MATERIAL PROVIDED:
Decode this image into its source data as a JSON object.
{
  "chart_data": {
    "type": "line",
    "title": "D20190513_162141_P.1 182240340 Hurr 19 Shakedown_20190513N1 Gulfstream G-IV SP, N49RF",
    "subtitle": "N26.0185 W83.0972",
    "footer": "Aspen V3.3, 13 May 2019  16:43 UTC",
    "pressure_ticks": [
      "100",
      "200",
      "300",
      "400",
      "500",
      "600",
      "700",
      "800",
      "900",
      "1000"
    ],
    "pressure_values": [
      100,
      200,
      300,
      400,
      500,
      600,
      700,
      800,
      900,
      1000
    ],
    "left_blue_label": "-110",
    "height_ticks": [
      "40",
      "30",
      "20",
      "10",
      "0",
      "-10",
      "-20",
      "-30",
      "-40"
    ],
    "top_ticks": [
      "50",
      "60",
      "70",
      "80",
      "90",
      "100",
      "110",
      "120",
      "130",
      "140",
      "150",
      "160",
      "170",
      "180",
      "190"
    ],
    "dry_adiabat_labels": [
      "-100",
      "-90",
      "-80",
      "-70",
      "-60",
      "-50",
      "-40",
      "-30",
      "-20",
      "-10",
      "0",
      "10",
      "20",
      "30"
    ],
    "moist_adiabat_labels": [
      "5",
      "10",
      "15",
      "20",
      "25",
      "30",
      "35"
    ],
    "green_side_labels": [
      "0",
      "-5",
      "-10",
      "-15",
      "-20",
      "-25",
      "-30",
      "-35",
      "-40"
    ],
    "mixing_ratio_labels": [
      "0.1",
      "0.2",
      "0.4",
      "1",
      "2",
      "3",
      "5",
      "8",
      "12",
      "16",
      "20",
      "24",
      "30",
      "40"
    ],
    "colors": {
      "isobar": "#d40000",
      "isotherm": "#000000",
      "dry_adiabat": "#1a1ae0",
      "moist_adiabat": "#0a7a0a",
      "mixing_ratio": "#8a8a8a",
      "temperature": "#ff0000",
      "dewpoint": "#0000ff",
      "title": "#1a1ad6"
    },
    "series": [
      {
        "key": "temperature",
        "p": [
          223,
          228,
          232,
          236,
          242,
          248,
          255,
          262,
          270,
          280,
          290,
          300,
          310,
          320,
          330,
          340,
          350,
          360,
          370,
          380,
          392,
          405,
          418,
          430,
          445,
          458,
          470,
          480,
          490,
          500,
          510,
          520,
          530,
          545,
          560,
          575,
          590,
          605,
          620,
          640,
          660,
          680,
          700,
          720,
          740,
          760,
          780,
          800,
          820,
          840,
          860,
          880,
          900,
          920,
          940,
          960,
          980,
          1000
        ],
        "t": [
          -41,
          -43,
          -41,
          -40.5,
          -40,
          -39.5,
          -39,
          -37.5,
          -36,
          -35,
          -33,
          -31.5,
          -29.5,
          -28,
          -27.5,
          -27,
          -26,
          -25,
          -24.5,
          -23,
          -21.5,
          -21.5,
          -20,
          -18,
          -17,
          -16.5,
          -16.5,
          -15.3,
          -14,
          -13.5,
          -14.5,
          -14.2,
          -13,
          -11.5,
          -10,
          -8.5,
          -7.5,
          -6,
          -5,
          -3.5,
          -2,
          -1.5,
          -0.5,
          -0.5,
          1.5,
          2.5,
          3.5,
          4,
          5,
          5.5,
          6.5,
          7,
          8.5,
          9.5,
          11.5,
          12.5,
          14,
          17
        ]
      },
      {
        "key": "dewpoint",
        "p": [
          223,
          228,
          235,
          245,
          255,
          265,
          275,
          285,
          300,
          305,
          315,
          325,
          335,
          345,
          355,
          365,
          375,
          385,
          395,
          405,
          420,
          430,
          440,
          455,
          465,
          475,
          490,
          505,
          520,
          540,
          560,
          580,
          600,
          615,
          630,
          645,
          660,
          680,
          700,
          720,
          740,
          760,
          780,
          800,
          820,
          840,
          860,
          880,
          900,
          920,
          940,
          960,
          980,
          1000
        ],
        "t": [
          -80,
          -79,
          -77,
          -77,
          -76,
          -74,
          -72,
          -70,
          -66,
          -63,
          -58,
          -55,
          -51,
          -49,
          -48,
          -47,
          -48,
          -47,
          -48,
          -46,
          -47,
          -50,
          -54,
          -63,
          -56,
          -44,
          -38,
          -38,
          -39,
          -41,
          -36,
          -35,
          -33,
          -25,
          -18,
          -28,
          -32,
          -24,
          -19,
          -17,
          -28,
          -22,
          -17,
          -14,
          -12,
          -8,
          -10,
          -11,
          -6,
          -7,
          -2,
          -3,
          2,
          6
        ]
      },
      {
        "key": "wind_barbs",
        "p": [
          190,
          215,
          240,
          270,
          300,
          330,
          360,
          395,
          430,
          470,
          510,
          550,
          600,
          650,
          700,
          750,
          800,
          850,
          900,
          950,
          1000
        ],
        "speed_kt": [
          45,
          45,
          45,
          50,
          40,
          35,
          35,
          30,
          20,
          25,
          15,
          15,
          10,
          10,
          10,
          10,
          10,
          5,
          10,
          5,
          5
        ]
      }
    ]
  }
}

WHAT TO PRODUCE: Each line above is to be repeated exactly.

RESULT OF THIS TASK:
Decode this image into its source data as a JSON object.
{
  "chart_data": {
    "type": "line",
    "title": "D20190513_162141_P.1 182240340 Hurr 19 Shakedown_20190513N1 Gulfstream G-IV SP, N49RF",
    "subtitle": "N26.0185 W83.0972",
    "footer": "Aspen V3.3, 13 May 2019  16:43 UTC",
    "pressure_ticks": [
      "100",
      "200",
      "300",
      "400",
      "500",
      "600",
      "700",
      "800",
      "900",
      "1000"
    ],
    "pressure_values": [
      100,
      200,
      300,
      400,
      500,
      600,
      700,
      800,
      900,
      1000
    ],
    "left_blue_label": "-110",
    "height_ticks": [
      "40",
      "30",
      "20",
      "10",
      "0",
      "-10",
      "-20",
      "-30",
      "-40"
    ],
    "top_ticks": [
      "50",
      "60",
      "70",
      "80",
      "90",
      "100",
      "110",
      "120",
      "130",
      "140",
      "150",
      "160",
      "170",
      "180",
      "190"
    ],
    "dry_adiabat_labels": [
      "-100",
      "-90",
      "-80",
      "-70",
      "-60",
      "-50",
      "-40",
      "-30",
      "-20",
      "-10",
      "0",
      "10",
      "20",
      "30"
    ],
    "moist_adiabat_labels": [
      "5",
      "10",
      "15",
      "20",
      "25",
      "30",
      "35"
    ],
    "green_side_labels": [
      "0",
      "-5",
      "-10",
      "-15",
      "-20",
      "-25",
      "-30",
      "-35",
      "-40"
    ],
    "mixing_ratio_labels": [
      "0.1",
      "0.2",
      "0.4",
      "1",
      "2",
      "3",
      "5",
      "8",
      "12",
      "16",
      "20",
      "24",
      "30",
      "40"
    ],
    "colors": {
      "isobar": "#d40000",
      "isotherm": "#000000",
      "dry_adiabat": "#1a1ae0",
      "moist_adiabat": "#0a7a0a",
      "mixing_ratio": "#8a8a8a",
      "temperature": "#ff0000",
      "dewpoint": "#0000ff",
      "title": "#1a1ad6"
    },
    "series": [
      {
        "key": "temperature",
        "p": [
          223,
          228,
          232,
          236,
          242,
          248,
          255,
          262,
          270,
          280,
          290,
          300,
          310,
          320,
          330,
          340,
          350,
          360,
          370,
          380,
          392,
          405,
          418,
          430,
          445,
          458,
          470,
          480,
          490,
          500,
          510,
          520,
          530,
          545,
          560,
          575,
          590,
          605,
          620,
          640,
          660,
          680,
          700,
          720,
          740,
          760,
          780,
          800,
          820,
          840,
          860,
          880,
          900,
          920,
          940,
          960,
          980,
          1000
        ],
        "t": [
          -41,
          -43,
          -41,
          -40.5,
          -40,
          -39.5,
          -39,
          -37.5,
          -36,
          -35,
          -33,
          -31.5,
          -29.5,
          -28,
          -27.5,
          -27,
          -26,
          -25,
          -24.5,
          -23,
          -21.5,
          -21.5,
          -20,
          -18,
          -17,
          -16.5,
          -16.5,
          -15.3,
          -14,
          -13.5,
          -14.5,
          -14.2,
          -13,
          -11.5,
          -10,
          -8.5,
          -7.5,
          -6,
          -5,
          -3.5,
          -2,
          -1.5,
          -0.5,
          -0.5,
          1.5,
          2.5,
          3.5,
          4,
          5,
          5.5,
          6.5,
          7,
          8.5,
          9.5,
          11.5,
          12.5,
          14,
          17
        ]
      },
      {
        "key": "dewpoint",
        "p": [
          223,
          228,
          235,
          245,
          255,
          265,
          275,
          285,
          300,
          305,
          315,
          325,
          335,
          345,
          355,
          365,
          375,
          385,
          395,
          405,
          420,
          430,
          440,
          455,
          465,
          475,
          490,
          505,
          520,
          540,
          560,
          580,
          600,
          615,
          630,
          645,
          660,
          680,
          700,
          720,
          740,
          760,
          780,
          800,
          820,
          840,
          860,
          880,
          900,
          920,
          940,
          960,
          980,
          1000
        ],
        "t": [
          -80,
          -79,
          -77,
          -77,
          -76,
          -74,
          -72,
          -70,
          -66,
          -63,
          -58,
          -55,
          -51,
          -49,
          -48,
          -47,
          -48,
          -47,
          -48,
          -46,
          -47,
          -50,
          -54,
          -63,
          -56,
          -44,
          -38,
          -38,
          -39,
          -41,
          -36,
          -35,
          -33,
          -25,
          -18,
          -28,
          -32,
          -24,
          -19,
          -17,
          -28,
          -22,
          -17,
          -14,
          -12,
          -8,
          -10,
          -11,
          -6,
          -7,
          -2,
          -3,
          2,
          6
        ]
      },
      {
        "key": "wind_barbs",
        "p": [
          190,
          215,
          240,
          270,
          300,
          330,
          360,
          395,
          430,
          470,
          510,
          550,
          600,
          650,
          700,
          750,
          800,
          850,
          900,
          950,
          1000
        ],
        "speed_kt": [
          45,
          45,
          45,
          50,
          40,
          35,
          35,
          30,
          20,
          25,
          15,
          15,
          10,
          10,
          10,
          10,
          10,
          5,
          10,
          5,
          5
        ]
      }
    ]
  }
}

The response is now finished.